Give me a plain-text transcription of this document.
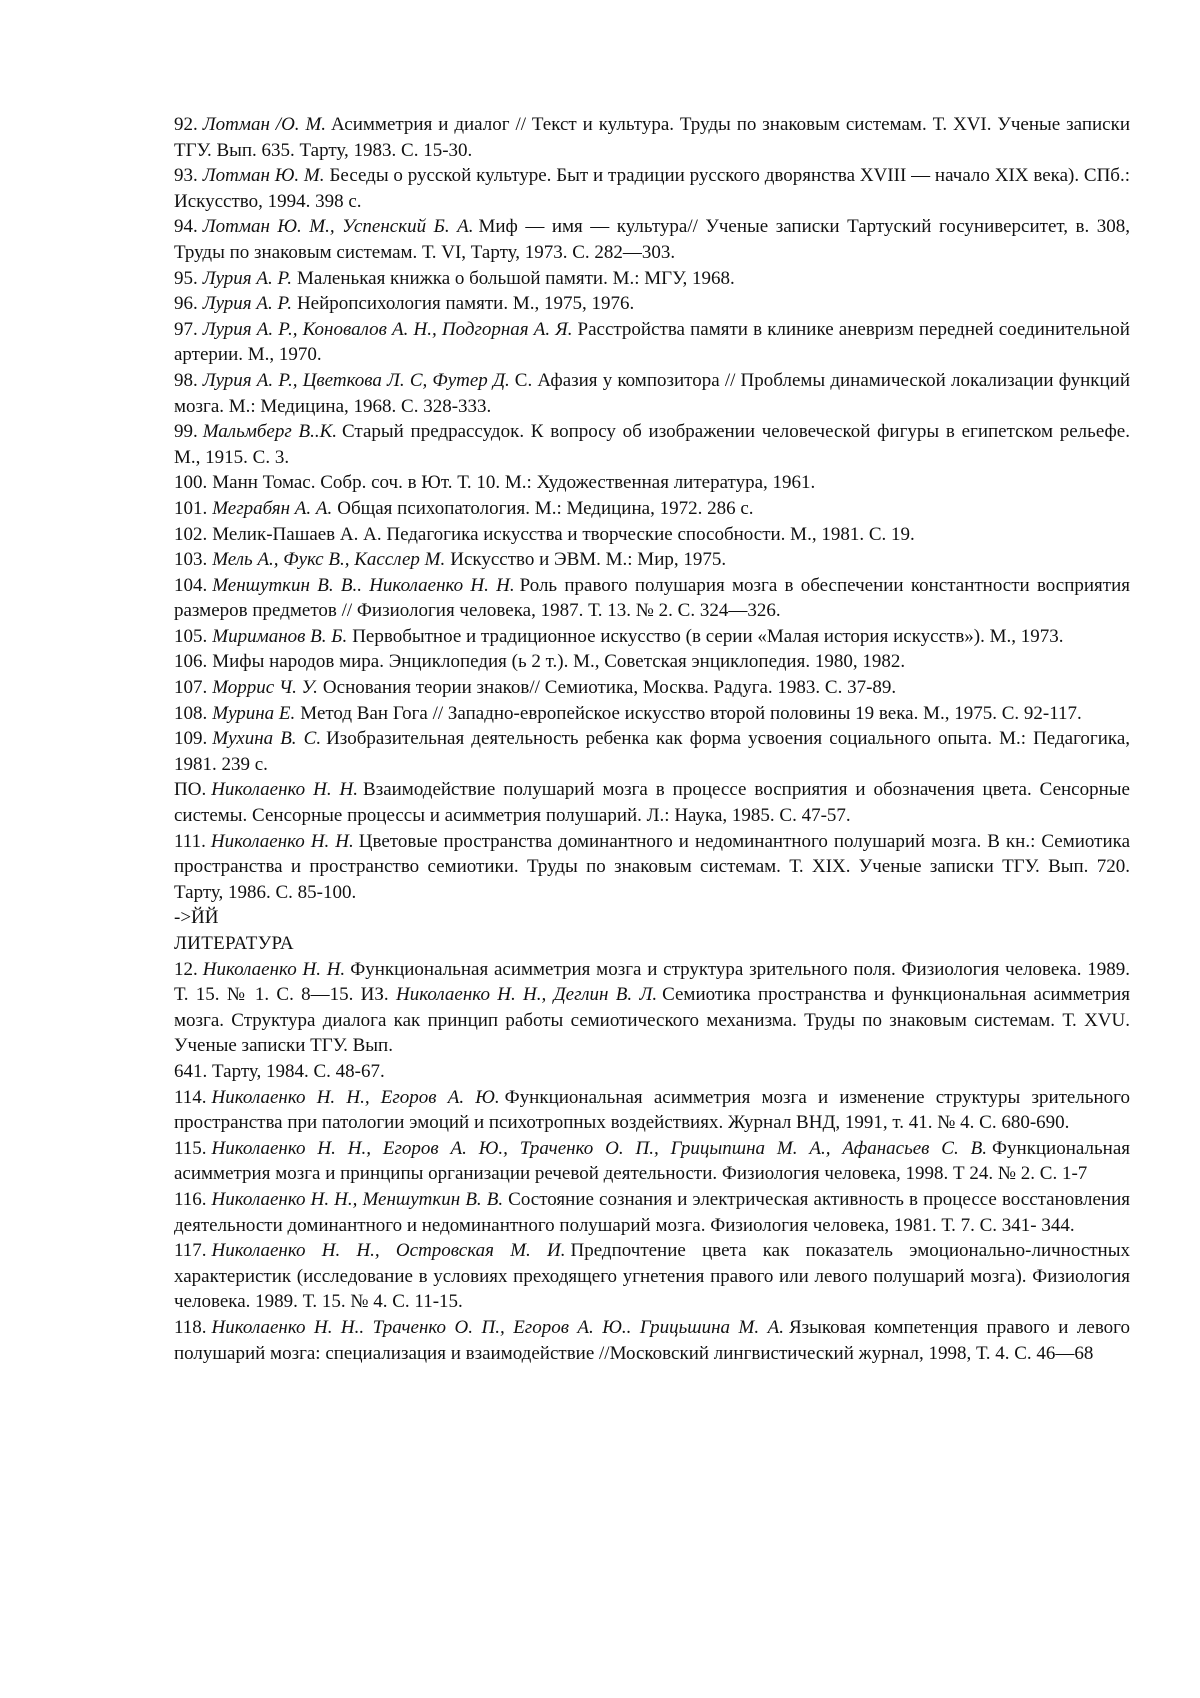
92. Лотман /О. М. Асимметрия и диалог // Текст и культура. Труды по знаковым системам. Т. XVI. Ученые записки ТГУ. Вып. 635. Тарту, 1983. С. 15-30.

93. Лотман Ю. М. Беседы о русской культуре. Быт и традиции русского дворянства XVIII — начало XIX века). СПб.: Искусство, 1994. 398 с.

94. Лотман Ю. М., Успенский Б. А. Миф — имя — культура// Ученые записки Тартуский госуниверситет, в. 308, Труды по знаковым системам. Т. VI, Тарту, 1973. С. 282—303.

95. Лурия А. Р. Маленькая книжка о большой памяти. М.: МГУ, 1968.

96. Лурия А. Р. Нейропсихология памяти. М., 1975, 1976.

97. Лурия А. Р., Коновалов А. Н., Подгорная А. Я. Расстройства памяти в клинике аневризм передней соединительной артерии. М., 1970.

98. Лурия А. Р., Цветкова Л. С, Футер Д. С. Афазия у композитора // Проблемы динамической локализации функций мозга. М.: Медицина, 1968. С. 328-333.

99. Мальмберг В..К. Старый предрассудок. К вопросу об изображении человеческой фигуры в египетском рельефе. М., 1915. С. 3.

100. Манн Томас. Собр. соч. в Ют. Т. 10. М.: Художественная литература, 1961.

101. Меграбян А. А. Общая психопатология. М.: Медицина, 1972. 286 с.

102. Мелик-Пашаев А. А. Педагогика искусства и творческие способности. М., 1981. С. 19.

103. Мель А., Фукс В., Касслер М. Искусство и ЭВМ. М.: Мир, 1975.

104. Меншуткин В. В.. Николаенко Н. Н. Роль правого полушария мозга в обеспечении константности восприятия размеров предметов // Физиология человека, 1987. Т. 13. № 2. С. 324—326.

105. Мириманов В. Б. Первобытное и традиционное искусство (в серии «Малая история искусств»). М., 1973.

106. Мифы народов мира. Энциклопедия (ь 2 т.). М., Советская энциклопедия. 1980, 1982.

107. Моррис Ч. У. Основания теории знаков// Семиотика, Москва. Радуга. 1983. С. 37-89.

108. Мурина Е. Метод Ван Гога // Западно-европейское искусство второй половины 19 века. М., 1975. С. 92-117.

109. Мухина В. С. Изобразительная деятельность ребенка как форма усвоения социального опыта. М.: Педагогика, 1981. 239 с.

ПО. Николаенко Н. Н. Взаимодействие полушарий мозга в процессе восприятия и обозначения цвета. Сенсорные системы. Сенсорные процессы и асимметрия полушарий. Л.: Наука, 1985. С. 47-57.

111. Николаенко Н. Н. Цветовые пространства доминантного и недоминантного полушарий мозга. В кн.: Семиотика пространства и пространство семиотики. Труды по знаковым системам. Т. XIX. Ученые записки ТГУ. Вып. 720. Тарту, 1986. С. 85-100.

->ЙЙ

ЛИТЕРАТУРА

12. Николаенко Н. Н. Функциональная асимметрия мозга и структура зрительного поля. Физиология человека. 1989. Т. 15. № 1. С. 8—15. ИЗ. Николаенко Н. Н., Деглин В. Л. Семиотика пространства и функциональная асимметрия мозга. Структура диалога как принцип работы семиотического механизма. Труды по знаковым системам. Т. XVU. Ученые записки ТГУ. Вып.

641. Тарту, 1984. С. 48-67.

114. Николаенко Н. Н., Егоров А. Ю. Функциональная асимметрия мозга и изменение структуры зрительного пространства при патологии эмоций и психотропных воздействиях. Журнал ВНД, 1991, т. 41. № 4. С. 680-690.

115. Николаенко Н. Н., Егоров А. Ю., Траченко О. П., Грицыпшна М. А., Афанасьев С. В. Функциональная асимметрия мозга и принципы организации речевой деятельности. Физиология человека, 1998. Т 24. № 2. С. 1-7

116. Николаенко Н. Н., Меншуткин В. В. Состояние сознания и электрическая активность в процессе восстановления деятельности доминантного и недоминантного полушарий мозга. Физиология человека, 1981. Т. 7. С. 341- 344.

117. Николаенко Н. Н., Островская М. И. Предпочтение цвета как показатель эмоционально-личностных характеристик (исследование в условиях преходящего угнетения правого или левого полушарий мозга). Физиология человека. 1989. Т. 15. № 4. С. 11-15.

118. Николаенко Н. Н.. Траченко О. П., Егоров А. Ю.. Грицьшина М. А. Языковая компетенция правого и левого полушарий мозга: специализация и взаимодействие //Московский лингвистический журнал, 1998, Т. 4. С. 46—68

> _SHORT EXERCISE_
Write out the listing above again, exactly, but with no pictures in the copy.

> _ANSWER TO THE TASK_
Give me a plain-text transcription of this document.
92. Лотман /О. М. Асимметрия и диалог // Текст и культура. Труды по знаковым системам. Т. XVI. Ученые записки ТГУ. Вып. 635. Тарту, 1983. С. 15-30.

93. Лотман Ю. М. Беседы о русской культуре. Быт и традиции русского дворянства XVIII — начало XIX века). СПб.: Искусство, 1994. 398 с.

94. Лотман Ю. М., Успенский Б. А. Миф — имя — культура// Ученые записки Тартуский госуниверситет, в. 308, Труды по знаковым системам. Т. VI, Тарту, 1973. С. 282—303.

95. Лурия А. Р. Маленькая книжка о большой памяти. М.: МГУ, 1968.

96. Лурия А. Р. Нейропсихология памяти. М., 1975, 1976.

97. Лурия А. Р., Коновалов А. Н., Подгорная А. Я. Расстройства памяти в клинике аневризм передней соединительной артерии. М., 1970.

98. Лурия А. Р., Цветкова Л. С, Футер Д. С. Афазия у композитора // Проблемы динамической локализации функций мозга. М.: Медицина, 1968. С. 328-333.

99. Мальмберг В..К. Старый предрассудок. К вопросу об изображении человеческой фигуры в египетском рельефе. М., 1915. С. 3.

100. Манн Томас. Собр. соч. в Ют. Т. 10. М.: Художественная литература, 1961.

101. Меграбян А. А. Общая психопатология. М.: Медицина, 1972. 286 с.

102. Мелик-Пашаев А. А. Педагогика искусства и творческие способности. М., 1981. С. 19.

103. Мель А., Фукс В., Касслер М. Искусство и ЭВМ. М.: Мир, 1975.

104. Меншуткин В. В.. Николаенко Н. Н. Роль правого полушария мозга в обеспечении константности восприятия размеров предметов // Физиология человека, 1987. Т. 13. № 2. С. 324—326.

105. Мириманов В. Б. Первобытное и традиционное искусство (в серии «Малая история искусств»). М., 1973.

106. Мифы народов мира. Энциклопедия (ь 2 т.). М., Советская энциклопедия. 1980, 1982.

107. Моррис Ч. У. Основания теории знаков// Семиотика, Москва. Радуга. 1983. С. 37-89.

108. Мурина Е. Метод Ван Гога // Западно-европейское искусство второй половины 19 века. М., 1975. С. 92-117.

109. Мухина В. С. Изобразительная деятельность ребенка как форма усвоения социального опыта. М.: Педагогика, 1981. 239 с.

ПО. Николаенко Н. Н. Взаимодействие полушарий мозга в процессе восприятия и обозначения цвета. Сенсорные системы. Сенсорные процессы и асимметрия полушарий. Л.: Наука, 1985. С. 47-57.

111. Николаенко Н. Н. Цветовые пространства доминантного и недоминантного полушарий мозга. В кн.: Семиотика пространства и пространство семиотики. Труды по знаковым системам. Т. XIX. Ученые записки ТГУ. Вып. 720. Тарту, 1986. С. 85-100.

->ЙЙ

ЛИТЕРАТУРА

12. Николаенко Н. Н. Функциональная асимметрия мозга и структура зрительного поля. Физиология человека. 1989. Т. 15. № 1. С. 8—15. ИЗ. Николаенко Н. Н., Деглин В. Л. Семиотика пространства и функциональная асимметрия мозга. Структура диалога как принцип работы семиотического механизма. Труды по знаковым системам. Т. XVU. Ученые записки ТГУ. Вып.

641. Тарту, 1984. С. 48-67.

114. Николаенко Н. Н., Егоров А. Ю. Функциональная асимметрия мозга и изменение структуры зрительного пространства при патологии эмоций и психотропных воздействиях. Журнал ВНД, 1991, т. 41. № 4. С. 680-690.

115. Николаенко Н. Н., Егоров А. Ю., Траченко О. П., Грицыпшна М. А., Афанасьев С. В. Функциональная асимметрия мозга и принципы организации речевой деятельности. Физиология человека, 1998. Т 24. № 2. С. 1-7

116. Николаенко Н. Н., Меншуткин В. В. Состояние сознания и электрическая активность в процессе восстановления деятельности доминантного и недоминантного полушарий мозга. Физиология человека, 1981. Т. 7. С. 341- 344.

117. Николаенко Н. Н., Островская М. И. Предпочтение цвета как показатель эмоционально-личностных характеристик (исследование в условиях преходящего угнетения правого или левого полушарий мозга). Физиология человека. 1989. Т. 15. № 4. С. 11-15.

118. Николаенко Н. Н.. Траченко О. П., Егоров А. Ю.. Грицьшина М. А. Языковая компетенция правого и левого полушарий мозга: специализация и взаимодействие //Московский лингвистический журнал, 1998, Т. 4. С. 46—68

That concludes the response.